■ Data records ■

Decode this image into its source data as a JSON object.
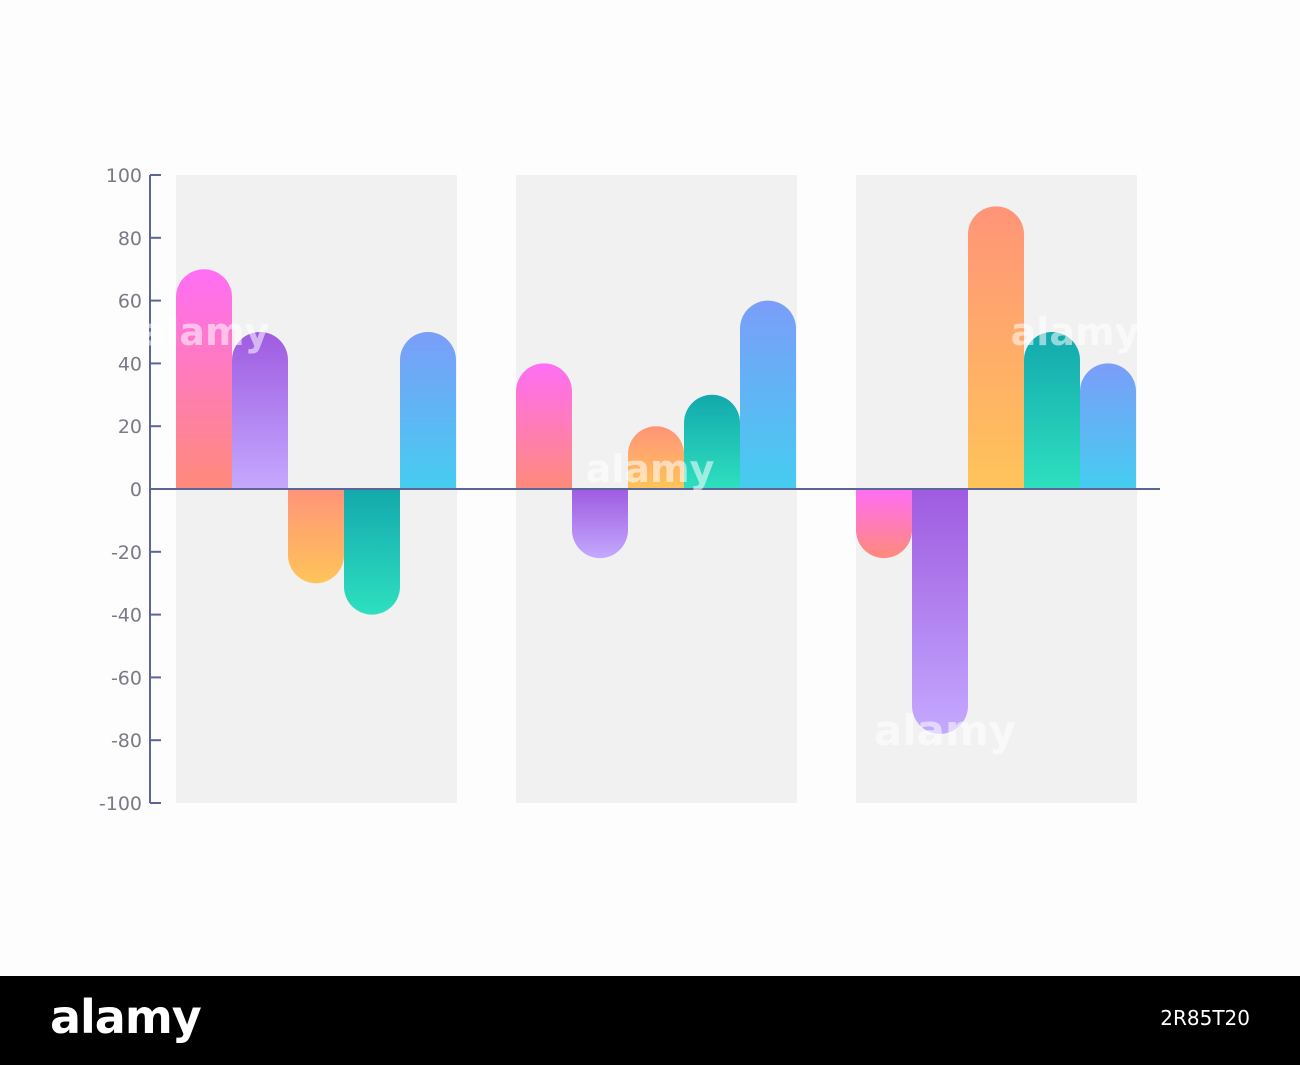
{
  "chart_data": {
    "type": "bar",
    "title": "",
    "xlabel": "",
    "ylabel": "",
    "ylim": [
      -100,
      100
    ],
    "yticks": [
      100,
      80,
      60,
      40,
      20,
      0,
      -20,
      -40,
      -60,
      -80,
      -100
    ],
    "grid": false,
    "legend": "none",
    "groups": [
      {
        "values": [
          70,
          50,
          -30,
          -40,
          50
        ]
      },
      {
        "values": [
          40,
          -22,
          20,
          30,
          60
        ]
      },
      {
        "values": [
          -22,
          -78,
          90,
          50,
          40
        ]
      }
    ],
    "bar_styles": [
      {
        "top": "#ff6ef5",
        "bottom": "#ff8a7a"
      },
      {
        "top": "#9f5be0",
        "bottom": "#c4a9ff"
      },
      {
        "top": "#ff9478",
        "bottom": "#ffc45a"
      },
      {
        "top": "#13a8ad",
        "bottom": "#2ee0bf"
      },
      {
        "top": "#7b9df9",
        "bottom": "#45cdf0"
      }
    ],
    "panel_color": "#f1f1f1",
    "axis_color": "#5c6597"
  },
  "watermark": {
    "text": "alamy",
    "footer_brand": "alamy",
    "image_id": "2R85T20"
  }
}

■ Problem to solve ■
Copy the data character for character, but drop all pictures from the copy.

■ Answer ■
Decode this image into its source data as a JSON object.
{
  "chart_data": {
    "type": "bar",
    "title": "",
    "xlabel": "",
    "ylabel": "",
    "ylim": [
      -100,
      100
    ],
    "yticks": [
      100,
      80,
      60,
      40,
      20,
      0,
      -20,
      -40,
      -60,
      -80,
      -100
    ],
    "grid": false,
    "legend": "none",
    "groups": [
      {
        "values": [
          70,
          50,
          -30,
          -40,
          50
        ]
      },
      {
        "values": [
          40,
          -22,
          20,
          30,
          60
        ]
      },
      {
        "values": [
          -22,
          -78,
          90,
          50,
          40
        ]
      }
    ],
    "bar_styles": [
      {
        "top": "#ff6ef5",
        "bottom": "#ff8a7a"
      },
      {
        "top": "#9f5be0",
        "bottom": "#c4a9ff"
      },
      {
        "top": "#ff9478",
        "bottom": "#ffc45a"
      },
      {
        "top": "#13a8ad",
        "bottom": "#2ee0bf"
      },
      {
        "top": "#7b9df9",
        "bottom": "#45cdf0"
      }
    ],
    "panel_color": "#f1f1f1",
    "axis_color": "#5c6597"
  },
  "watermark": {
    "text": "alamy",
    "footer_brand": "alamy",
    "image_id": "2R85T20"
  }
}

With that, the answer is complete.